» What is needed
Copy all the material below, exactly as it stands.

Saved entries:
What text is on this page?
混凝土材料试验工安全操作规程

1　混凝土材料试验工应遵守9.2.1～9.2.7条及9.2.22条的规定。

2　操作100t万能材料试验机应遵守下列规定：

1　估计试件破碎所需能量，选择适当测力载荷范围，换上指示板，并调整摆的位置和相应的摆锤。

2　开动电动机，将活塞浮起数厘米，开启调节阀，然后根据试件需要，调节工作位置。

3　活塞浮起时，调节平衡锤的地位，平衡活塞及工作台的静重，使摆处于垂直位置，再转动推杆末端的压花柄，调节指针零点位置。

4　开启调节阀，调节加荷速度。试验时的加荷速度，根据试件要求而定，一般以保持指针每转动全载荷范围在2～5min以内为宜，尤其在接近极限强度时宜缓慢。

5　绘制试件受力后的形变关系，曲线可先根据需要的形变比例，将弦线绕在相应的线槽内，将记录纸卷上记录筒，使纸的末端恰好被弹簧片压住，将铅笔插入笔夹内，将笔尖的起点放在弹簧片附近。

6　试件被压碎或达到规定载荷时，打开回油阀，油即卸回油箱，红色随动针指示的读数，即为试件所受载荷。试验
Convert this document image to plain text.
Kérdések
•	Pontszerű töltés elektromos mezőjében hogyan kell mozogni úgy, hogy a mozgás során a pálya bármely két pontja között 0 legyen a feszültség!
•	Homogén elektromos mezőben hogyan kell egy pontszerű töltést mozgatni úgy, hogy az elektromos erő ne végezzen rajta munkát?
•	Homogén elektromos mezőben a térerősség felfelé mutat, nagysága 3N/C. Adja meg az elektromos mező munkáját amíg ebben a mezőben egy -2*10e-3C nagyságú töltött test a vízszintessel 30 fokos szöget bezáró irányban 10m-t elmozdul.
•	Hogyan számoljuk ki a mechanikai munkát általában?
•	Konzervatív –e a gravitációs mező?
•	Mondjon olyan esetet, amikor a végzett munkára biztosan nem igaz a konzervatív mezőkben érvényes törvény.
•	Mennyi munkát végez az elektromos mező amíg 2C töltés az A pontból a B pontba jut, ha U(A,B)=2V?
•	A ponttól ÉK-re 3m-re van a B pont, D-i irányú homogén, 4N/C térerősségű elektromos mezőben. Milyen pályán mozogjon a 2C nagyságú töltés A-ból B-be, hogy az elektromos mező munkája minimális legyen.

» Final result
What text is on this page?
混凝土材料试验工安全操作规程

1　混凝土材料试验工应遵守9.2.1～9.2.7条及9.2.22条的规定。

2　操作100t万能材料试验机应遵守下列规定：

1　估计试件破碎所需能量，选择适当测力载荷范围，换上指示板，并调整摆的位置和相应的摆锤。

2　开动电动机，将活塞浮起数厘米，开启调节阀，然后根据试件需要，调节工作位置。

3　活塞浮起时，调节平衡锤的地位，平衡活塞及工作台的静重，使摆处于垂直位置，再转动推杆末端的压花柄，调节指针零点位置。

4　开启调节阀，调节加荷速度。试验时的加荷速度，根据试件要求而定，一般以保持指针每转动全载荷范围在2～5min以内为宜，尤其在接近极限强度时宜缓慢。

5　绘制试件受力后的形变关系，曲线可先根据需要的形变比例，将弦线绕在相应的线槽内，将记录纸卷上记录筒，使纸的末端恰好被弹簧片压住，将铅笔插入笔夹内，将笔尖的起点放在弹簧片附近。

6　试件被压碎或达到规定载荷时，打开回油阀，油即卸回油箱，红色随动针指示的读数，即为试件所受载荷。试验
Convert this document image to plain text.
Kérdések
•	Pontszerű töltés elektromos mezőjében hogyan kell mozogni úgy, hogy a mozgás során a pálya bármely két pontja között 0 legyen a feszültség!
•	Homogén elektromos mezőben hogyan kell egy pontszerű töltést mozgatni úgy, hogy az elektromos erő ne végezzen rajta munkát?
•	Homogén elektromos mezőben a térerősség felfelé mutat, nagysága 3N/C. Adja meg az elektromos mező munkáját amíg ebben a mezőben egy -2*10e-3C nagyságú töltött test a vízszintessel 30 fokos szöget bezáró irányban 10m-t elmozdul.
•	Hogyan számoljuk ki a mechanikai munkát általában?
•	Konzervatív –e a gravitációs mező?
•	Mondjon olyan esetet, amikor a végzett munkára biztosan nem igaz a konzervatív mezőkben érvényes törvény.
•	Mennyi munkát végez az elektromos mező amíg 2C töltés az A pontból a B pontba jut, ha U(A,B)=2V?
•	A ponttól ÉK-re 3m-re van a B pont, D-i irányú homogén, 4N/C térerősségű elektromos mezőben. Milyen pályán mozogjon a 2C nagyságú töltés A-ból B-be, hogy az elektromos mező munkája minimális legyen.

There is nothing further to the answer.